▶ _Task item_: A word-for-word transcription of the listing is all that is needed.

▶ _Dataset content_:
════════
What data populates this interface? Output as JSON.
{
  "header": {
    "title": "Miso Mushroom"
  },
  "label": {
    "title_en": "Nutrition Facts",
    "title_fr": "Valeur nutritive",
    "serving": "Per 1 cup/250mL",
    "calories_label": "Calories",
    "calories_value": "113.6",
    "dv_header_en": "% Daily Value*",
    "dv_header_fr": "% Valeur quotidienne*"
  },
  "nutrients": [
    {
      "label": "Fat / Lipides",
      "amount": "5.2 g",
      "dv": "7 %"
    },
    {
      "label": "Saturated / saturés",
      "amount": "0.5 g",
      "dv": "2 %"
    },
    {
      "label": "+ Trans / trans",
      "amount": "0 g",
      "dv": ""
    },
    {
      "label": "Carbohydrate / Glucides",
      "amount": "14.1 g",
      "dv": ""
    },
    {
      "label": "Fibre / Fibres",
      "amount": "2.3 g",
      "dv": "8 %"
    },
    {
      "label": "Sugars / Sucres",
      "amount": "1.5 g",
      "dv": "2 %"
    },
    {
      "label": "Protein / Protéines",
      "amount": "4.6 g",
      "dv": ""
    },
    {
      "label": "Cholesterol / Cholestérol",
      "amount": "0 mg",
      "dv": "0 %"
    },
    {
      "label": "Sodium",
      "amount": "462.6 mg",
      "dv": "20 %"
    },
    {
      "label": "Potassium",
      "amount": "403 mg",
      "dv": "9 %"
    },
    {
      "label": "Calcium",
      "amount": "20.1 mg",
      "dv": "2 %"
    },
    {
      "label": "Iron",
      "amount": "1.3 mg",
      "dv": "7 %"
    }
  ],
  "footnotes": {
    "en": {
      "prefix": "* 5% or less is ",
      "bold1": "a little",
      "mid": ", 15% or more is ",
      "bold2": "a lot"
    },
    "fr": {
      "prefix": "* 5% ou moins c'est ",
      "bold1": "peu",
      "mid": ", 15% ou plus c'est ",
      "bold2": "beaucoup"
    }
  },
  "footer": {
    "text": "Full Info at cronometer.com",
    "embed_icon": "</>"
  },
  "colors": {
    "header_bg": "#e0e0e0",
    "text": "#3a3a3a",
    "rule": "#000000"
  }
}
════════
▶ _Solution to the problem_:
What data populates this interface? Output as JSON.
{
  "header": {
    "title": "Miso Mushroom"
  },
  "label": {
    "title_en": "Nutrition Facts",
    "title_fr": "Valeur nutritive",
    "serving": "Per 1 cup/250mL",
    "calories_label": "Calories",
    "calories_value": "113.6",
    "dv_header_en": "% Daily Value*",
    "dv_header_fr": "% Valeur quotidienne*"
  },
  "nutrients": [
    {
      "label": "Fat / Lipides",
      "amount": "5.2 g",
      "dv": "7 %"
    },
    {
      "label": "Saturated / saturés",
      "amount": "0.5 g",
      "dv": "2 %"
    },
    {
      "label": "+ Trans / trans",
      "amount": "0 g",
      "dv": ""
    },
    {
      "label": "Carbohydrate / Glucides",
      "amount": "14.1 g",
      "dv": ""
    },
    {
      "label": "Fibre / Fibres",
      "amount": "2.3 g",
      "dv": "8 %"
    },
    {
      "label": "Sugars / Sucres",
      "amount": "1.5 g",
      "dv": "2 %"
    },
    {
      "label": "Protein / Protéines",
      "amount": "4.6 g",
      "dv": ""
    },
    {
      "label": "Cholesterol / Cholestérol",
      "amount": "0 mg",
      "dv": "0 %"
    },
    {
      "label": "Sodium",
      "amount": "462.6 mg",
      "dv": "20 %"
    },
    {
      "label": "Potassium",
      "amount": "403 mg",
      "dv": "9 %"
    },
    {
      "label": "Calcium",
      "amount": "20.1 mg",
      "dv": "2 %"
    },
    {
      "label": "Iron",
      "amount": "1.3 mg",
      "dv": "7 %"
    }
  ],
  "footnotes": {
    "en": {
      "prefix": "* 5% or less is ",
      "bold1": "a little",
      "mid": ", 15% or more is ",
      "bold2": "a lot"
    },
    "fr": {
      "prefix": "* 5% ou moins c'est ",
      "bold1": "peu",
      "mid": ", 15% ou plus c'est ",
      "bold2": "beaucoup"
    }
  },
  "footer": {
    "text": "Full Info at cronometer.com",
    "embed_icon": "</>"
  },
  "colors": {
    "header_bg": "#e0e0e0",
    "text": "#3a3a3a",
    "rule": "#000000"
  }
}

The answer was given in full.